§ **Work to be completed**
Skip the images and copy each record exactly as written.

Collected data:
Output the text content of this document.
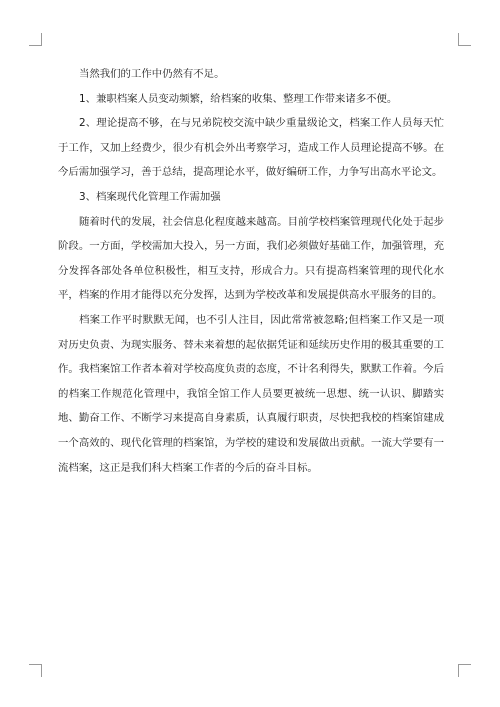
当然我们的工作中仍然有不足。

1、兼职档案人员变动频繁，给档案的收集、整理工作带来诸多不便。

2、理论提高不够，在与兄弟院校交流中缺少重量级论文，档案工作人员每天忙于工作，又加上经费少，很少有机会外出考察学习，造成工作人员理论提高不够。在今后需加强学习，善于总结，提高理论水平，做好编研工作，力争写出高水平论文。

3、档案现代化管理工作需加强

随着时代的发展，社会信息化程度越来越高。目前学校档案管理现代化处于起步阶段。一方面，学校需加大投入，另一方面，我们必须做好基础工作，加强管理，充分发挥各部处各单位积极性，相互支持，形成合力。只有提高档案管理的现代化水平，档案的作用才能得以充分发挥，达到为学校改革和发展提供高水平服务的目的。

档案工作平时默默无闻，也不引人注目，因此常常被忽略;但档案工作又是一项对历史负责、为现实服务、替未来着想的起依据凭证和延续历史作用的极其重要的工作。我档案馆工作者本着对学校高度负责的态度，不计名利得失，默默工作着。今后的档案工作规范化管理中，我馆全馆工作人员要更被统一思想、统一认识、脚踏实地、勤奋工作、不断学习来提高自身素质，认真履行职责，尽快把我校的档案馆建成一个高效的、现代化管理的档案馆，为学校的建设和发展做出贡献。一流大学要有一流档案，这正是我们科大档案工作者的今后的奋斗目标。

§ **Solved exercise**
Output the text content of this document.
当然我们的工作中仍然有不足。

1、兼职档案人员变动频繁，给档案的收集、整理工作带来诸多不便。

2、理论提高不够，在与兄弟院校交流中缺少重量级论文，档案工作人员每天忙于工作，又加上经费少，很少有机会外出考察学习，造成工作人员理论提高不够。在今后需加强学习，善于总结，提高理论水平，做好编研工作，力争写出高水平论文。

3、档案现代化管理工作需加强

随着时代的发展，社会信息化程度越来越高。目前学校档案管理现代化处于起步阶段。一方面，学校需加大投入，另一方面，我们必须做好基础工作，加强管理，充分发挥各部处各单位积极性，相互支持，形成合力。只有提高档案管理的现代化水平，档案的作用才能得以充分发挥，达到为学校改革和发展提供高水平服务的目的。

档案工作平时默默无闻，也不引人注目，因此常常被忽略;但档案工作又是一项对历史负责、为现实服务、替未来着想的起依据凭证和延续历史作用的极其重要的工作。我档案馆工作者本着对学校高度负责的态度，不计名利得失，默默工作着。今后的档案工作规范化管理中，我馆全馆工作人员要更被统一思想、统一认识、脚踏实地、勤奋工作、不断学习来提高自身素质，认真履行职责，尽快把我校的档案馆建成一个高效的、现代化管理的档案馆，为学校的建设和发展做出贡献。一流大学要有一流档案，这正是我们科大档案工作者的今后的奋斗目标。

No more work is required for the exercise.